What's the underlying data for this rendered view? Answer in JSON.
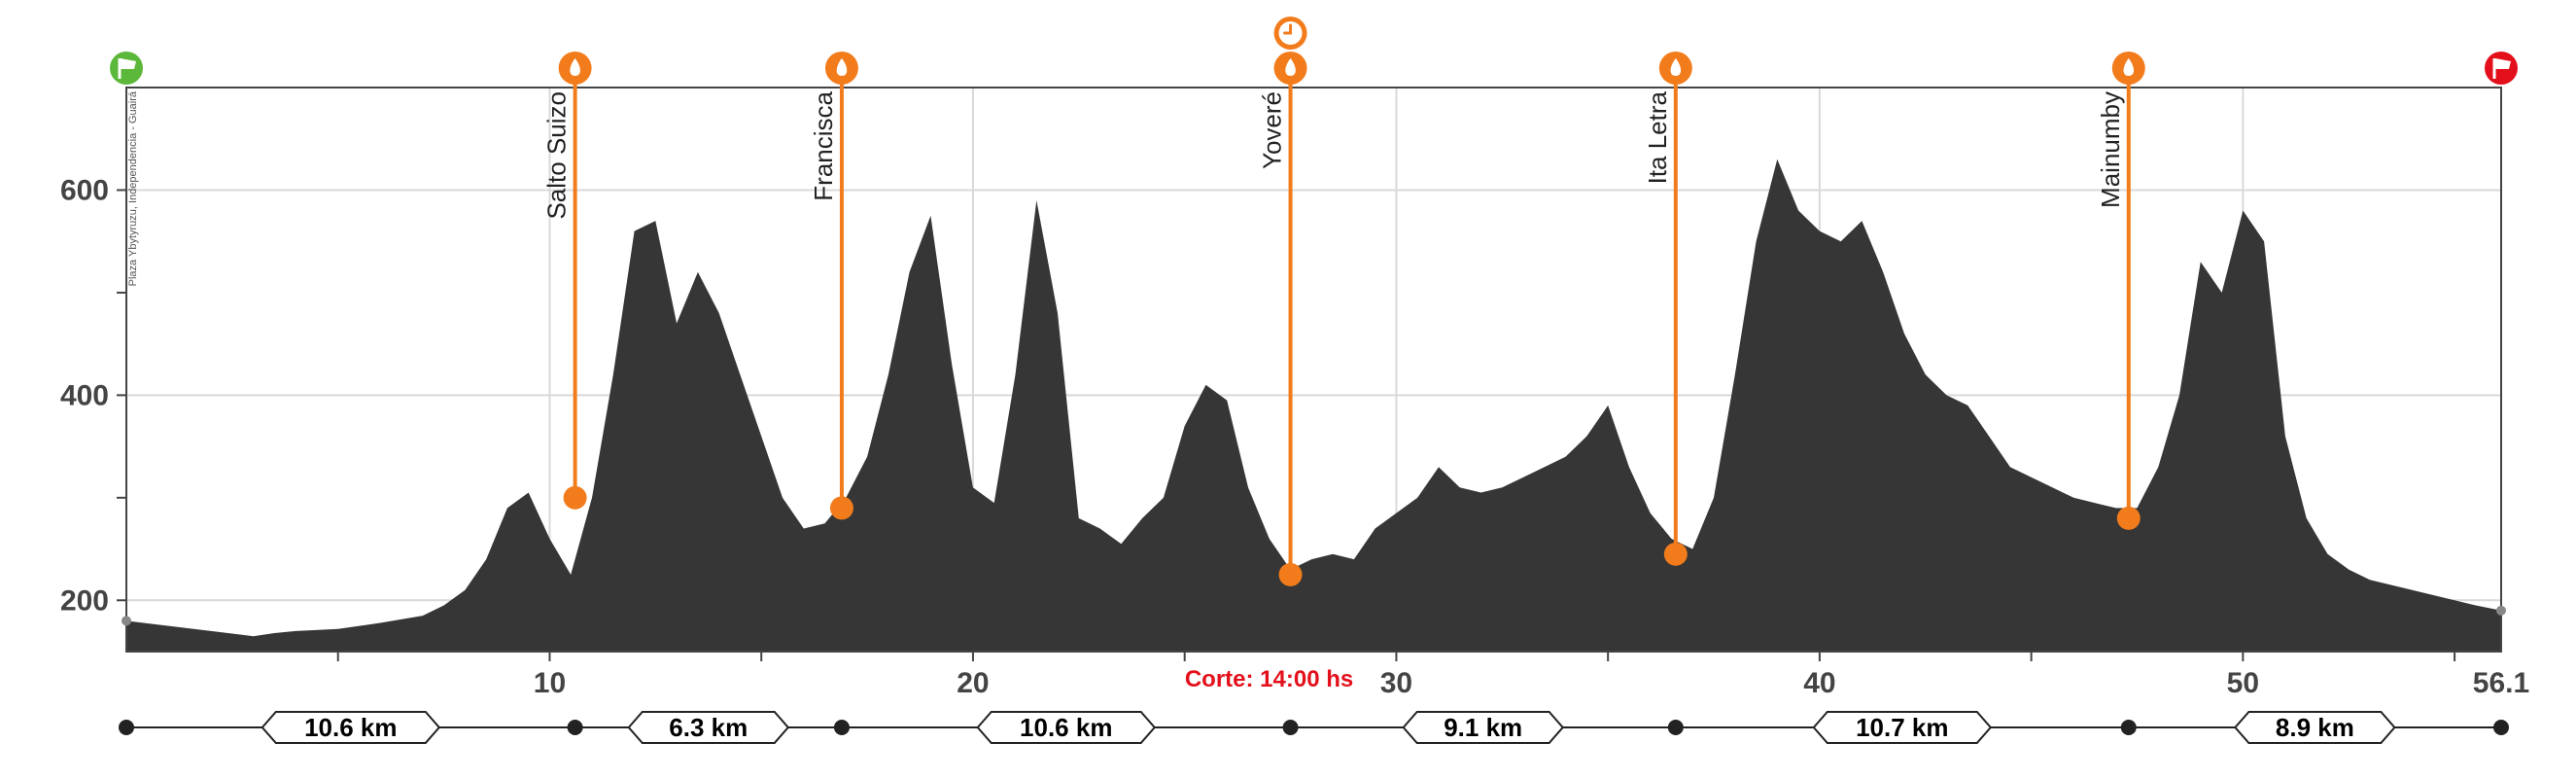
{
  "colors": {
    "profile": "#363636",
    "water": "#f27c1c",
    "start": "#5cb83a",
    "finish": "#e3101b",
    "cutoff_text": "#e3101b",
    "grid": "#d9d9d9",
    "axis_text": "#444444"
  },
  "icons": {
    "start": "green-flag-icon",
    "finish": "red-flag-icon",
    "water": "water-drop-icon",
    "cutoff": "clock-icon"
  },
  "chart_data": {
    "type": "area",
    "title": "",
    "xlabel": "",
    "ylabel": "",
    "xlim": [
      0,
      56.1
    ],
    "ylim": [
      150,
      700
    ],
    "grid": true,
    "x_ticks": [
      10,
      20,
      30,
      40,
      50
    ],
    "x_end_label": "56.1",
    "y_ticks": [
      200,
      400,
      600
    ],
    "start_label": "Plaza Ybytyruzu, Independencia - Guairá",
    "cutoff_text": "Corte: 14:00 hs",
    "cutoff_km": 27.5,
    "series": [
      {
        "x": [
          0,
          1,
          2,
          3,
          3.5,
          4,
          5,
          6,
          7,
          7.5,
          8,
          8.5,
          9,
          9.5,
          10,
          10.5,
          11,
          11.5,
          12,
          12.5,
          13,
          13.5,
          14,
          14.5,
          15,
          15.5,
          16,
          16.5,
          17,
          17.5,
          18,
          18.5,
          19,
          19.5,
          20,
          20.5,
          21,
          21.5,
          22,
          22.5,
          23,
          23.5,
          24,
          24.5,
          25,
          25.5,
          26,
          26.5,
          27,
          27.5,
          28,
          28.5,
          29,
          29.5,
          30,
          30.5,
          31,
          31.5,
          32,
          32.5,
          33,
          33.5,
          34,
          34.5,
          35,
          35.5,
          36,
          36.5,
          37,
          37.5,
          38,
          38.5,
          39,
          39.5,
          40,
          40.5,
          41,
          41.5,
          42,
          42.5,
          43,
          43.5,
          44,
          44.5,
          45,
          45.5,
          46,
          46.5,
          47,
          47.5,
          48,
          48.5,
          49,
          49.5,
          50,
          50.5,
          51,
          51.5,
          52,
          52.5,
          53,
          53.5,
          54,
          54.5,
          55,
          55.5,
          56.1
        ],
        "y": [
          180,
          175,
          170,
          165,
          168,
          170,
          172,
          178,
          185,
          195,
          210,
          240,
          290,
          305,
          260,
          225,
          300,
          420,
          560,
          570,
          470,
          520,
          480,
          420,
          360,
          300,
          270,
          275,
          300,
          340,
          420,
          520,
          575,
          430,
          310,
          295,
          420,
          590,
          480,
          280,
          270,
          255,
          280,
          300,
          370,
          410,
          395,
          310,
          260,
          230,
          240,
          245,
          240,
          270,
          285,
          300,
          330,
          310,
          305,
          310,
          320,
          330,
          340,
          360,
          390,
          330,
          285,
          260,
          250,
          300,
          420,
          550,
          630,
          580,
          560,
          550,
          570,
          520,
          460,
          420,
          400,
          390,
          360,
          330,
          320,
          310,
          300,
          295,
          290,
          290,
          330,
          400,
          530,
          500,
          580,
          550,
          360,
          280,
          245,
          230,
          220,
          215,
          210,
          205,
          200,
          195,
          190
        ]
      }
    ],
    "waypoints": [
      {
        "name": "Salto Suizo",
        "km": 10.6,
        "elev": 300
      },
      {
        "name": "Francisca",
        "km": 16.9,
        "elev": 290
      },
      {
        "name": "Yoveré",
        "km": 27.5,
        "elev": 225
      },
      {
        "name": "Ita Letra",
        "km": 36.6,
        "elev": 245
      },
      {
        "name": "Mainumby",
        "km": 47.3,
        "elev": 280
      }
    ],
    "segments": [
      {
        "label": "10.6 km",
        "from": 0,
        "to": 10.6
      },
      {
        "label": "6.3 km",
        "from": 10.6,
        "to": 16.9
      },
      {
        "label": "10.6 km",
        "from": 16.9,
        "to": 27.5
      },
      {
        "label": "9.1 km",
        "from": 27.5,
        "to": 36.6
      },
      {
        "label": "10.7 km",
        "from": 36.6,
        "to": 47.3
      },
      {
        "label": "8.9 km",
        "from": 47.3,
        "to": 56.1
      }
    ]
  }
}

Work required:
Search the entries for "flag" and copy out each line that has it.

Reply:
    "start": "green-flag-icon",
    "finish": "red-flag-icon",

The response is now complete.